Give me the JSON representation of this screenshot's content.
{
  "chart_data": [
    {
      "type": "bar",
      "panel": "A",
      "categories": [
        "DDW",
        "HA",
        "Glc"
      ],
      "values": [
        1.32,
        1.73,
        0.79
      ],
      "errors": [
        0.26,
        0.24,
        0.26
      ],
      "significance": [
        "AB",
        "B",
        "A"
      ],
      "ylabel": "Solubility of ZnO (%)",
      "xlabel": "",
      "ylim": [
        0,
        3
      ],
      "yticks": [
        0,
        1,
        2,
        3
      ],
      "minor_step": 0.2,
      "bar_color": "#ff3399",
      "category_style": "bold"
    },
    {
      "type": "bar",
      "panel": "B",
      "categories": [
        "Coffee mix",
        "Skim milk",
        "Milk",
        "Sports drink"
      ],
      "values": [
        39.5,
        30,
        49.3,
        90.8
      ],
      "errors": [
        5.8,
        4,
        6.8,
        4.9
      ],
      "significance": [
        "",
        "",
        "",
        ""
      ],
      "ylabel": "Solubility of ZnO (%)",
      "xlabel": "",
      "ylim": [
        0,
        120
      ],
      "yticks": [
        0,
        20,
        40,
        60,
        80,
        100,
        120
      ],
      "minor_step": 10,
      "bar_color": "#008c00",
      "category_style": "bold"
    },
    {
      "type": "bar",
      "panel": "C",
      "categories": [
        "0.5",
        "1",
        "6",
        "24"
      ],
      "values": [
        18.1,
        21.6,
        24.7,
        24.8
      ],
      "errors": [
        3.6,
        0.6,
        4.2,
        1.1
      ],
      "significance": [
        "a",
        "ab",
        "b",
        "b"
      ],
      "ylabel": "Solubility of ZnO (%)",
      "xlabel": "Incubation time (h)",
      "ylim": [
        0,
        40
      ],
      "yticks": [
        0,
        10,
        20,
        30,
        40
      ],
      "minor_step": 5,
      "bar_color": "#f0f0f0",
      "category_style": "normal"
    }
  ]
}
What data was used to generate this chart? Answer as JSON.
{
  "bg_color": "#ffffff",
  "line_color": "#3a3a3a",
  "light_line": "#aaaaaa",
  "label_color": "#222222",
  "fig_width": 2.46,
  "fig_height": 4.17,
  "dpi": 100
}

• [Task]:
Please set down each line of the records exactly as given.

• [Full output]:
Give me the JSON representation of this screenshot's content.
{
  "chart_data": [
    {
      "type": "bar",
      "panel": "A",
      "categories": [
        "DDW",
        "HA",
        "Glc"
      ],
      "values": [
        1.32,
        1.73,
        0.79
      ],
      "errors": [
        0.26,
        0.24,
        0.26
      ],
      "significance": [
        "AB",
        "B",
        "A"
      ],
      "ylabel": "Solubility of ZnO (%)",
      "xlabel": "",
      "ylim": [
        0,
        3
      ],
      "yticks": [
        0,
        1,
        2,
        3
      ],
      "minor_step": 0.2,
      "bar_color": "#ff3399",
      "category_style": "bold"
    },
    {
      "type": "bar",
      "panel": "B",
      "categories": [
        "Coffee mix",
        "Skim milk",
        "Milk",
        "Sports drink"
      ],
      "values": [
        39.5,
        30,
        49.3,
        90.8
      ],
      "errors": [
        5.8,
        4,
        6.8,
        4.9
      ],
      "significance": [
        "",
        "",
        "",
        ""
      ],
      "ylabel": "Solubility of ZnO (%)",
      "xlabel": "",
      "ylim": [
        0,
        120
      ],
      "yticks": [
        0,
        20,
        40,
        60,
        80,
        100,
        120
      ],
      "minor_step": 10,
      "bar_color": "#008c00",
      "category_style": "bold"
    },
    {
      "type": "bar",
      "panel": "C",
      "categories": [
        "0.5",
        "1",
        "6",
        "24"
      ],
      "values": [
        18.1,
        21.6,
        24.7,
        24.8
      ],
      "errors": [
        3.6,
        0.6,
        4.2,
        1.1
      ],
      "significance": [
        "a",
        "ab",
        "b",
        "b"
      ],
      "ylabel": "Solubility of ZnO (%)",
      "xlabel": "Incubation time (h)",
      "ylim": [
        0,
        40
      ],
      "yticks": [
        0,
        10,
        20,
        30,
        40
      ],
      "minor_step": 5,
      "bar_color": "#f0f0f0",
      "category_style": "normal"
    }
  ]
}
What data was used to generate this chart? Answer as JSON.
{
  "bg_color": "#ffffff",
  "line_color": "#3a3a3a",
  "light_line": "#aaaaaa",
  "label_color": "#222222",
  "fig_width": 2.46,
  "fig_height": 4.17,
  "dpi": 100
}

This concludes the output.